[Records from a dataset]
>> Begin
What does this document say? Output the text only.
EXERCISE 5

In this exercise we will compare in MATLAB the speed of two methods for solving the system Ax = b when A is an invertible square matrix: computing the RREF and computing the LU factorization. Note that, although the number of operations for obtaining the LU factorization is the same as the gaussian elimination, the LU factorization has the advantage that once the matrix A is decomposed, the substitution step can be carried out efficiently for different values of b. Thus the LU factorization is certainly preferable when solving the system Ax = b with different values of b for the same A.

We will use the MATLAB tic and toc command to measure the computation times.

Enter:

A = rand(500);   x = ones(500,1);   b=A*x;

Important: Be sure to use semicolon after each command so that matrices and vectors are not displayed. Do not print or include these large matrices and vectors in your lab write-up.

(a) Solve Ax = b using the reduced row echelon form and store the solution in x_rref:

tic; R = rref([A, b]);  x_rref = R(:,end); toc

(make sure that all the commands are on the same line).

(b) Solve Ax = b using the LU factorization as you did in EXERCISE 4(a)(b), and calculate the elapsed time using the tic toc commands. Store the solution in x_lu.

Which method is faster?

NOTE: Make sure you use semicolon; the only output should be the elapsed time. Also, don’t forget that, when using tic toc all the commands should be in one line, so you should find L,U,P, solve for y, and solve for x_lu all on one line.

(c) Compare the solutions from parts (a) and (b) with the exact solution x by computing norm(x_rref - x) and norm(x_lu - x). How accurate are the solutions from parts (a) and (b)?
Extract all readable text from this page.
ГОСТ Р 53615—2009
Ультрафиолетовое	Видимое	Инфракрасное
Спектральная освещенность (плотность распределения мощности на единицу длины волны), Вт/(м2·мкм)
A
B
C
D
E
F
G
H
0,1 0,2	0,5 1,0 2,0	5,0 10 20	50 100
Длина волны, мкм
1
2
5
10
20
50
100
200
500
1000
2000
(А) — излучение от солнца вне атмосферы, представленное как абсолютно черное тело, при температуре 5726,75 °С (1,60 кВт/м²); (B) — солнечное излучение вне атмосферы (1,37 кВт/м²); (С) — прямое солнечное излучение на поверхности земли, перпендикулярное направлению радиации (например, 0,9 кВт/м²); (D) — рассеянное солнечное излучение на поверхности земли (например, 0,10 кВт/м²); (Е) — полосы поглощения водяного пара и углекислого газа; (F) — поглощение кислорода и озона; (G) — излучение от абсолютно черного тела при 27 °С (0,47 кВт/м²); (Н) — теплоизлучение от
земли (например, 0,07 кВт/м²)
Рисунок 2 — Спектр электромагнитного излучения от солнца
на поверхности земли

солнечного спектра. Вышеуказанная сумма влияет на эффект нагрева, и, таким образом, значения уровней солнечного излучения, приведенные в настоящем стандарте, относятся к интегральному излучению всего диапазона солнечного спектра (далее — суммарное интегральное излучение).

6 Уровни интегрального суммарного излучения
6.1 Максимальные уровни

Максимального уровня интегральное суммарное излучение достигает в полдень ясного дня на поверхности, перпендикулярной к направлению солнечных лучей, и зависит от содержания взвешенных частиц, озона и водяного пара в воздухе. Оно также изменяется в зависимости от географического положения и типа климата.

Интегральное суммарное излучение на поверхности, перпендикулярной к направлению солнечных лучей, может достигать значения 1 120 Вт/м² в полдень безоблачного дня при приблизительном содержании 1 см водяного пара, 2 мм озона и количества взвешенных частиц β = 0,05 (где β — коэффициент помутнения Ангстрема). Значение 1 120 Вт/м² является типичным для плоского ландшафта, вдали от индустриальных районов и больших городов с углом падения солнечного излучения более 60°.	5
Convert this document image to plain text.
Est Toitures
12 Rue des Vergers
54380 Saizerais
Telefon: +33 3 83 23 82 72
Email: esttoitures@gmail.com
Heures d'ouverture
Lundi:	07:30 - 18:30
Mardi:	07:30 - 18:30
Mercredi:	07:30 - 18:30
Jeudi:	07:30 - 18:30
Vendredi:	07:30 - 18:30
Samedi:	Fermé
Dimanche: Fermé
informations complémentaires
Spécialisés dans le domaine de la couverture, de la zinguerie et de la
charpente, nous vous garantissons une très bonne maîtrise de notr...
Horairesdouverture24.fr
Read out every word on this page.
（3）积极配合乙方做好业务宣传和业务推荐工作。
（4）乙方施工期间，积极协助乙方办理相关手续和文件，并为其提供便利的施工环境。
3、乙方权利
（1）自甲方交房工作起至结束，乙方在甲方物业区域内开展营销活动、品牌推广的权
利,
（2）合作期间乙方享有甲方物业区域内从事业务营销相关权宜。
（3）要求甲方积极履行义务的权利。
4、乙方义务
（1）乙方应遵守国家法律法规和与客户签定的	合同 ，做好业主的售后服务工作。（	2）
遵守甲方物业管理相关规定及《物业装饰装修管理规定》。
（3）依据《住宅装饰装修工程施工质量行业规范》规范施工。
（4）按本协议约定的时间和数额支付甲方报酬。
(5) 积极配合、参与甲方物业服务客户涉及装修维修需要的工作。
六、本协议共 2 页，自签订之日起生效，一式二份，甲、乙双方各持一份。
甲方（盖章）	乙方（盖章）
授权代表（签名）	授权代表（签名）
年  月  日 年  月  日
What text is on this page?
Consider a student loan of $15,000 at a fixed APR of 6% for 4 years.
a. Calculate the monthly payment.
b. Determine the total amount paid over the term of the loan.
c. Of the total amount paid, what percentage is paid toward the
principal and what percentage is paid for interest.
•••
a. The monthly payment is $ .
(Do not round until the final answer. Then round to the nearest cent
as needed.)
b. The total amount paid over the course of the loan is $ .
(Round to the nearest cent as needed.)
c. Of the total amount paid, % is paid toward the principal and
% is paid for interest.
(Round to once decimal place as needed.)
>> End
[YOUR GOAL]: Print out every record again, exactly and in full.

[EXERCISE OUTPUT]:
What does this document say? Output the text only.
EXERCISE 5

In this exercise we will compare in MATLAB the speed of two methods for solving the system Ax = b when A is an invertible square matrix: computing the RREF and computing the LU factorization. Note that, although the number of operations for obtaining the LU factorization is the same as the gaussian elimination, the LU factorization has the advantage that once the matrix A is decomposed, the substitution step can be carried out efficiently for different values of b. Thus the LU factorization is certainly preferable when solving the system Ax = b with different values of b for the same A.

We will use the MATLAB tic and toc command to measure the computation times.

Enter:

A = rand(500);   x = ones(500,1);   b=A*x;

Important: Be sure to use semicolon after each command so that matrices and vectors are not displayed. Do not print or include these large matrices and vectors in your lab write-up.

(a) Solve Ax = b using the reduced row echelon form and store the solution in x_rref:

tic; R = rref([A, b]);  x_rref = R(:,end); toc

(make sure that all the commands are on the same line).

(b) Solve Ax = b using the LU factorization as you did in EXERCISE 4(a)(b), and calculate the elapsed time using the tic toc commands. Store the solution in x_lu.

Which method is faster?

NOTE: Make sure you use semicolon; the only output should be the elapsed time. Also, don’t forget that, when using tic toc all the commands should be in one line, so you should find L,U,P, solve for y, and solve for x_lu all on one line.

(c) Compare the solutions from parts (a) and (b) with the exact solution x by computing norm(x_rref - x) and norm(x_lu - x). How accurate are the solutions from parts (a) and (b)?
Extract all readable text from this page.
ГОСТ Р 53615—2009
Ультрафиолетовое	Видимое	Инфракрасное
Спектральная освещенность (плотность распределения мощности на единицу длины волны), Вт/(м2·мкм)
A
B
C
D
E
F
G
H
0,1 0,2	0,5 1,0 2,0	5,0 10 20	50 100
Длина волны, мкм
1
2
5
10
20
50
100
200
500
1000
2000
(А) — излучение от солнца вне атмосферы, представленное как абсолютно черное тело, при температуре 5726,75 °С (1,60 кВт/м²); (B) — солнечное излучение вне атмосферы (1,37 кВт/м²); (С) — прямое солнечное излучение на поверхности земли, перпендикулярное направлению радиации (например, 0,9 кВт/м²); (D) — рассеянное солнечное излучение на поверхности земли (например, 0,10 кВт/м²); (Е) — полосы поглощения водяного пара и углекислого газа; (F) — поглощение кислорода и озона; (G) — излучение от абсолютно черного тела при 27 °С (0,47 кВт/м²); (Н) — теплоизлучение от
земли (например, 0,07 кВт/м²)
Рисунок 2 — Спектр электромагнитного излучения от солнца
на поверхности земли

солнечного спектра. Вышеуказанная сумма влияет на эффект нагрева, и, таким образом, значения уровней солнечного излучения, приведенные в настоящем стандарте, относятся к интегральному излучению всего диапазона солнечного спектра (далее — суммарное интегральное излучение).

6 Уровни интегрального суммарного излучения
6.1 Максимальные уровни

Максимального уровня интегральное суммарное излучение достигает в полдень ясного дня на поверхности, перпендикулярной к направлению солнечных лучей, и зависит от содержания взвешенных частиц, озона и водяного пара в воздухе. Оно также изменяется в зависимости от географического положения и типа климата.

Интегральное суммарное излучение на поверхности, перпендикулярной к направлению солнечных лучей, может достигать значения 1 120 Вт/м² в полдень безоблачного дня при приблизительном содержании 1 см водяного пара, 2 мм озона и количества взвешенных частиц β = 0,05 (где β — коэффициент помутнения Ангстрема). Значение 1 120 Вт/м² является типичным для плоского ландшафта, вдали от индустриальных районов и больших городов с углом падения солнечного излучения более 60°.	5
Convert this document image to plain text.
Est Toitures
12 Rue des Vergers
54380 Saizerais
Telefon: +33 3 83 23 82 72
Email: esttoitures@gmail.com
Heures d'ouverture
Lundi:	07:30 - 18:30
Mardi:	07:30 - 18:30
Mercredi:	07:30 - 18:30
Jeudi:	07:30 - 18:30
Vendredi:	07:30 - 18:30
Samedi:	Fermé
Dimanche: Fermé
informations complémentaires
Spécialisés dans le domaine de la couverture, de la zinguerie et de la
charpente, nous vous garantissons une très bonne maîtrise de notr...
Horairesdouverture24.fr
Read out every word on this page.
（3）积极配合乙方做好业务宣传和业务推荐工作。
（4）乙方施工期间，积极协助乙方办理相关手续和文件，并为其提供便利的施工环境。
3、乙方权利
（1）自甲方交房工作起至结束，乙方在甲方物业区域内开展营销活动、品牌推广的权
利,
（2）合作期间乙方享有甲方物业区域内从事业务营销相关权宜。
（3）要求甲方积极履行义务的权利。
4、乙方义务
（1）乙方应遵守国家法律法规和与客户签定的	合同 ，做好业主的售后服务工作。（	2）
遵守甲方物业管理相关规定及《物业装饰装修管理规定》。
（3）依据《住宅装饰装修工程施工质量行业规范》规范施工。
（4）按本协议约定的时间和数额支付甲方报酬。
(5) 积极配合、参与甲方物业服务客户涉及装修维修需要的工作。
六、本协议共 2 页，自签订之日起生效，一式二份，甲、乙双方各持一份。
甲方（盖章）	乙方（盖章）
授权代表（签名）	授权代表（签名）
年  月  日 年  月  日
What text is on this page?
Consider a student loan of $15,000 at a fixed APR of 6% for 4 years.
a. Calculate the monthly payment.
b. Determine the total amount paid over the term of the loan.
c. Of the total amount paid, what percentage is paid toward the
principal and what percentage is paid for interest.
•••
a. The monthly payment is $ .
(Do not round until the final answer. Then round to the nearest cent
as needed.)
b. The total amount paid over the course of the loan is $ .
(Round to the nearest cent as needed.)
c. Of the total amount paid, % is paid toward the principal and
% is paid for interest.
(Round to once decimal place as needed.)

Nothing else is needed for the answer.